Task directions | For each line below that contains the word "with", return that line.

Data section |
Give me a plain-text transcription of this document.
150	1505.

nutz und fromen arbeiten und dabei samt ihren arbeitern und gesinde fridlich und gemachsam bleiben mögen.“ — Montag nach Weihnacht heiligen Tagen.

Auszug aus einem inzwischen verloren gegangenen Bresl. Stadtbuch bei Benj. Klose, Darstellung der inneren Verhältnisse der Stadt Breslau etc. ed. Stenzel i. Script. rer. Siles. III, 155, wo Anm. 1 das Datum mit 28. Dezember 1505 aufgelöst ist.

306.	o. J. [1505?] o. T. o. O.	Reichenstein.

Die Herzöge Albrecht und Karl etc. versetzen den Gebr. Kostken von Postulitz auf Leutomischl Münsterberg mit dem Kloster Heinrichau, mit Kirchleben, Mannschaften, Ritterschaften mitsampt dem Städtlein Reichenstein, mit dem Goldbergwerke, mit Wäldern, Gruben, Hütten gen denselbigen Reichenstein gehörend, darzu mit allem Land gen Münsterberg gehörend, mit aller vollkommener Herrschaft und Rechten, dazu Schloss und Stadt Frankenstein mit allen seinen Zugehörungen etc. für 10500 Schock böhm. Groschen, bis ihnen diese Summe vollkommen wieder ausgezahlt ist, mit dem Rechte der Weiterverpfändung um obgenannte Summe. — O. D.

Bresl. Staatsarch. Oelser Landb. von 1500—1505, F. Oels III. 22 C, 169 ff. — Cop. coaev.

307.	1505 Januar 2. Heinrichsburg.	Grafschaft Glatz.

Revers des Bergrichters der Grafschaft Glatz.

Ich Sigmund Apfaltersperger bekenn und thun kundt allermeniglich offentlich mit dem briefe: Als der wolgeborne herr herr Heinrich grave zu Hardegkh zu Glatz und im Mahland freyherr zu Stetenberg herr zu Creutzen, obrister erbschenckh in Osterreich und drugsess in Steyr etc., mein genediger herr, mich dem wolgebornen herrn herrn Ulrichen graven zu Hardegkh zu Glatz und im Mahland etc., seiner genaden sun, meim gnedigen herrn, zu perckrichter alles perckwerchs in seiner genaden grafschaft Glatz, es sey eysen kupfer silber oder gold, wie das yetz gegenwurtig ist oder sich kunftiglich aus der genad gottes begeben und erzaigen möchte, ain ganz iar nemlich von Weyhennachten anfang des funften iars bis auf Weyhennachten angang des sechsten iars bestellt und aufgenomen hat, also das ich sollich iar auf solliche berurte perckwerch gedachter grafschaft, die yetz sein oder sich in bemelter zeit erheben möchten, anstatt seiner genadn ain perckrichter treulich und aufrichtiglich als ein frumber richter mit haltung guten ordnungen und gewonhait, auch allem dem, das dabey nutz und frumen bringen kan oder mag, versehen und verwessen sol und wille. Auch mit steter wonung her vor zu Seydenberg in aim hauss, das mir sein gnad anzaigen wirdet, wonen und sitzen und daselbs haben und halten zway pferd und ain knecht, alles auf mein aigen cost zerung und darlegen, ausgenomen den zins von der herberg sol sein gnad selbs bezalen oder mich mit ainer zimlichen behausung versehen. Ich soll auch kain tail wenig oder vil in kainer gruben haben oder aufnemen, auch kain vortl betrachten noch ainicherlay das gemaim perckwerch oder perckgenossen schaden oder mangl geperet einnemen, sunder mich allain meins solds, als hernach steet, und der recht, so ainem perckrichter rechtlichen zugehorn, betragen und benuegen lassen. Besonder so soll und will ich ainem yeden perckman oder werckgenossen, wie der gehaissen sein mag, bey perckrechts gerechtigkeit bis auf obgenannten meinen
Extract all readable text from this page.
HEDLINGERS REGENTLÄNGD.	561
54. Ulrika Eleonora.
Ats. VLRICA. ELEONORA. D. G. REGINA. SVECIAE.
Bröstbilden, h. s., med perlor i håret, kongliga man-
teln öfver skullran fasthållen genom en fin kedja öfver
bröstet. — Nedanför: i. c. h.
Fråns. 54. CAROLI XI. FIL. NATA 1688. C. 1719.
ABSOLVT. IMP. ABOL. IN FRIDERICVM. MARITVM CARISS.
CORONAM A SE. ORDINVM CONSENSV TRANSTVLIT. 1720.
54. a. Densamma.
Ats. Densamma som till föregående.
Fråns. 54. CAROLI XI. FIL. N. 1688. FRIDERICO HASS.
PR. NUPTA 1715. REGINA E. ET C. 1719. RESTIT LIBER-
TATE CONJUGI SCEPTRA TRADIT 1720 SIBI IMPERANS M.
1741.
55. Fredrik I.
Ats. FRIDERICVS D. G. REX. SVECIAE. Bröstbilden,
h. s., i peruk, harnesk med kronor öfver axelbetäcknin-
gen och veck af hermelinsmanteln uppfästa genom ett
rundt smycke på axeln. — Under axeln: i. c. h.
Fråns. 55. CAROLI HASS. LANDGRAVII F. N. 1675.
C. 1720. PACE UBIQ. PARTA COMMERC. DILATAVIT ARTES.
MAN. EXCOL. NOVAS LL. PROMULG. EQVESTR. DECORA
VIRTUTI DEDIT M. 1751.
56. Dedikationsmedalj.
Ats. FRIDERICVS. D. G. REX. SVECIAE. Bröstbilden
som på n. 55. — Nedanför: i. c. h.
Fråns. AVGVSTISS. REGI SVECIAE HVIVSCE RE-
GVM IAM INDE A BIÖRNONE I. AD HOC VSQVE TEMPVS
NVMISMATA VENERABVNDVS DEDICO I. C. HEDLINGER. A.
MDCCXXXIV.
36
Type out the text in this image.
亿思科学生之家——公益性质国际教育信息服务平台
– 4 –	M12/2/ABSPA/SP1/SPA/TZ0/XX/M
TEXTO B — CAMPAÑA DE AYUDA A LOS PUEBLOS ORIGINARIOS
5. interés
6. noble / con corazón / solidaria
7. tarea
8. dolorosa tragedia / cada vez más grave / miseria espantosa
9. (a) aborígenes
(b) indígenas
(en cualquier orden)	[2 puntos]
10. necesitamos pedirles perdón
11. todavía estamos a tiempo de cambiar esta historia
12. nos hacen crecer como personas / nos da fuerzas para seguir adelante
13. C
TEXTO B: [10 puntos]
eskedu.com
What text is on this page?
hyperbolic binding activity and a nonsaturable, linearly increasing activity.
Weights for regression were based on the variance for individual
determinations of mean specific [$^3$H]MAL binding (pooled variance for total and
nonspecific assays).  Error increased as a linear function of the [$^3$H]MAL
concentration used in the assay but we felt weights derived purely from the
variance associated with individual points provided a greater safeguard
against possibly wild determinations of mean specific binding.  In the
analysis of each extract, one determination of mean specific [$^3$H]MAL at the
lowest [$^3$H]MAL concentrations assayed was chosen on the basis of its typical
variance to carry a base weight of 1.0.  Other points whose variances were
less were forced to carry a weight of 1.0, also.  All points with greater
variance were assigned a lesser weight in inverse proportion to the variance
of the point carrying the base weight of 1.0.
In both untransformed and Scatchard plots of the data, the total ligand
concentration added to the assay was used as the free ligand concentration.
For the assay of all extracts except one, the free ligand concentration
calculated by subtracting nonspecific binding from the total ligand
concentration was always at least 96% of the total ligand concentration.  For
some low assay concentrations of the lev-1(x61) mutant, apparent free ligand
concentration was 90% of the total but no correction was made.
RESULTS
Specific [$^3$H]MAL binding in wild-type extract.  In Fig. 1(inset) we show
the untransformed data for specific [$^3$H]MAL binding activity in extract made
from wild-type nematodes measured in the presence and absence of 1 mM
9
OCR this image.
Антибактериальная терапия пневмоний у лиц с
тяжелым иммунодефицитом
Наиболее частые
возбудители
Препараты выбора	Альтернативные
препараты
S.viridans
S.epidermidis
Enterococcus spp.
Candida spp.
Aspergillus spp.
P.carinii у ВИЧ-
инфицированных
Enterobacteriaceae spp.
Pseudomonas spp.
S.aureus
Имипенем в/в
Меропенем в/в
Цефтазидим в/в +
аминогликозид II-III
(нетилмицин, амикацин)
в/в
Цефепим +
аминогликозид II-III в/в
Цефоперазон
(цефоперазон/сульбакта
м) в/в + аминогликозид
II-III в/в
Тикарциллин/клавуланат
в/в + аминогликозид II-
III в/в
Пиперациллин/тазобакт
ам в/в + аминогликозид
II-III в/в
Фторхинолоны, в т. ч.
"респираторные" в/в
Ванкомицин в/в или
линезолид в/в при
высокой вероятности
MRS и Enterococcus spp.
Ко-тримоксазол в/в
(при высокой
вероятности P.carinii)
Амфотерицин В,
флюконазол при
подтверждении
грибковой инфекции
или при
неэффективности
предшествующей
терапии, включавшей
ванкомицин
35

Solution |
variance associated with individual points provided a greater safeguard
less were forced to carry a weight of 1.0, also.  All points with greater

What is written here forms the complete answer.